Aşağıdaki fitosteroller konulu metni hiçbir değişiklik yapmadan baştan sona kopyalayın.

> _Metin bölümü_:
☆ ☆ ☆ ☆ ☆ ☆ ☆

Fonksiyonel Gıda Bileşeni Olarak Fitosteroller

Gelişmiş ülkelerde bir süredir var olan fonksiyonel gıdalar, 2005 yılında yapılan yasal düzenleme ile Türkiye'de de üretilip tüketilmeye başlanmıştır. Fonksiyonel gıdalar çok çeşitli biyoaktif etkenlerden birinin veya birkaçının birlikte kullanılması ile üretilmektedir. Fitosteroller fonksiyonel gıda bileşeni olarak değerlendirilen önemli bir biyoaktif bileşik grubudur. Bu bileşikler kolesterole benzer emilimleri ile vücut sıvılarına alınmakta ve biyoaktif özelliklerini göstermektedir. Fitosterollerin temel sağlık faydaları kandaki kolesterol miktarını düşürerek kalp krizi geçirme ve antikanserojen özelliği ile de bazı kanserlerin oluşma riskini azaltmasıdır. Fitosterollerin diyet destekleyicisi olarak doğrudan kullanılmasının yerine yağ asidi ester formunda gıdalara katkılanarak tüketilmesi, söz konusu etkilerini daha da artırmaktadır. Bu çalışmada fitosterollerin kimyasal yapıları, sağlığa faydaları, gıdalardaki içerikleri, üretimleri ve gıdalara katkılanmaları derlenmiştir.

Phytosterols as a Functional Food Component (Turkish with English Abstract)

☆ ☆ ☆ ☆ ☆ ☆ ☆

> _Saklanan öğeler_:
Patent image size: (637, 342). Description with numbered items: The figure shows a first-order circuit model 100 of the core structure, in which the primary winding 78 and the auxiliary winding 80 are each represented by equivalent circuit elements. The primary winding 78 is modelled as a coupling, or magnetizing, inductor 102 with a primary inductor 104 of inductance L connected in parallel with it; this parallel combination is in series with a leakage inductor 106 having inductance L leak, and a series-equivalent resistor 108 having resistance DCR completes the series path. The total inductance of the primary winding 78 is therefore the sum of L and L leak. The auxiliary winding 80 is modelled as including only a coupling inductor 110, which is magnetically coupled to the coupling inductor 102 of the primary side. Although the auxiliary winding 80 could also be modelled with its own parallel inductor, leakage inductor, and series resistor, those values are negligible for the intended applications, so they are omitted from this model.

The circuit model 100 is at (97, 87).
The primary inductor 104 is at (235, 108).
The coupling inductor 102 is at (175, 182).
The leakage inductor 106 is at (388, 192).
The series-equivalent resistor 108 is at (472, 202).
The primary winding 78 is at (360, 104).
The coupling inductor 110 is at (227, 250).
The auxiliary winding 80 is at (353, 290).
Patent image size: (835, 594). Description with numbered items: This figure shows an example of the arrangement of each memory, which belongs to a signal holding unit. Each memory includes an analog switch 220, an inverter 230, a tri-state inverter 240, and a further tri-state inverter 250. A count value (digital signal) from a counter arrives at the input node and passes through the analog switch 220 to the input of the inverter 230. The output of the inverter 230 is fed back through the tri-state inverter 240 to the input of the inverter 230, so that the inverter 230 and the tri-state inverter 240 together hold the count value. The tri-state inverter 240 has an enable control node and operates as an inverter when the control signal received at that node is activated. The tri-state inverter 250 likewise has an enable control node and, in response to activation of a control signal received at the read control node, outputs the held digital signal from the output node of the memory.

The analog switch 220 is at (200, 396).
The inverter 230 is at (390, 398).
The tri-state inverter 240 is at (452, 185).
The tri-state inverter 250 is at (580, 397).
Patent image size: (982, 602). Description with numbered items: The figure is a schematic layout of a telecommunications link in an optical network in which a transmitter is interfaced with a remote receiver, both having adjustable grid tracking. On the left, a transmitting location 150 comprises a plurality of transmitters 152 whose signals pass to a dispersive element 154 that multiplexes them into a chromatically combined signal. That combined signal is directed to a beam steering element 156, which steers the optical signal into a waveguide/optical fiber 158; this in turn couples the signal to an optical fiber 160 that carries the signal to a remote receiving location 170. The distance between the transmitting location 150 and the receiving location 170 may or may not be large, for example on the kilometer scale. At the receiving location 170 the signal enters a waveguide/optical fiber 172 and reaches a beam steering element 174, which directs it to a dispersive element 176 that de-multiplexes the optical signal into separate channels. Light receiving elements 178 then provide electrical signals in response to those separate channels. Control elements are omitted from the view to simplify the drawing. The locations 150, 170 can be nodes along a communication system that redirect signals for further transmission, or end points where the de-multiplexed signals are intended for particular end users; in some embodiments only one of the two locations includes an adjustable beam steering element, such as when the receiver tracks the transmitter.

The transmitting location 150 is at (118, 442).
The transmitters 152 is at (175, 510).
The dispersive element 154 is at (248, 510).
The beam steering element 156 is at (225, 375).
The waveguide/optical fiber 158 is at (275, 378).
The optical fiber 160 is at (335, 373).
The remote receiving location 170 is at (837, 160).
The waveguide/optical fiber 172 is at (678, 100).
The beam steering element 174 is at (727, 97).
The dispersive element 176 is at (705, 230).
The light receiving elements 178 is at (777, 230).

☆ ☆ ☆ ☆ ☆ ☆ ☆

> _Yazılı yanıt_:
Fonksiyonel Gıda Bileşeni Olarak Fitosteroller

Gelişmiş ülkelerde bir süredir var olan fonksiyonel gıdalar, 2005 yılında yapılan yasal düzenleme ile Türkiye'de de üretilip tüketilmeye başlanmıştır. Fonksiyonel gıdalar çok çeşitli biyoaktif etkenlerden birinin veya birkaçının birlikte kullanılması ile üretilmektedir. Fitosteroller fonksiyonel gıda bileşeni olarak değerlendirilen önemli bir biyoaktif bileşik grubudur. Bu bileşikler kolesterole benzer emilimleri ile vücut sıvılarına alınmakta ve biyoaktif özelliklerini göstermektedir. Fitosterollerin temel sağlık faydaları kandaki kolesterol miktarını düşürerek kalp krizi geçirme ve antikanserojen özelliği ile de bazı kanserlerin oluşma riskini azaltmasıdır. Fitosterollerin diyet destekleyicisi olarak doğrudan kullanılmasının yerine yağ asidi ester formunda gıdalara katkılanarak tüketilmesi, söz konusu etkilerini daha da artırmaktadır. Bu çalışmada fitosterollerin kimyasal yapıları, sağlığa faydaları, gıdalardaki içerikleri, üretimleri ve gıdalara katkılanmaları derlenmiştir.

Phytosterols as a Functional Food Component (Turkish with English Abstract)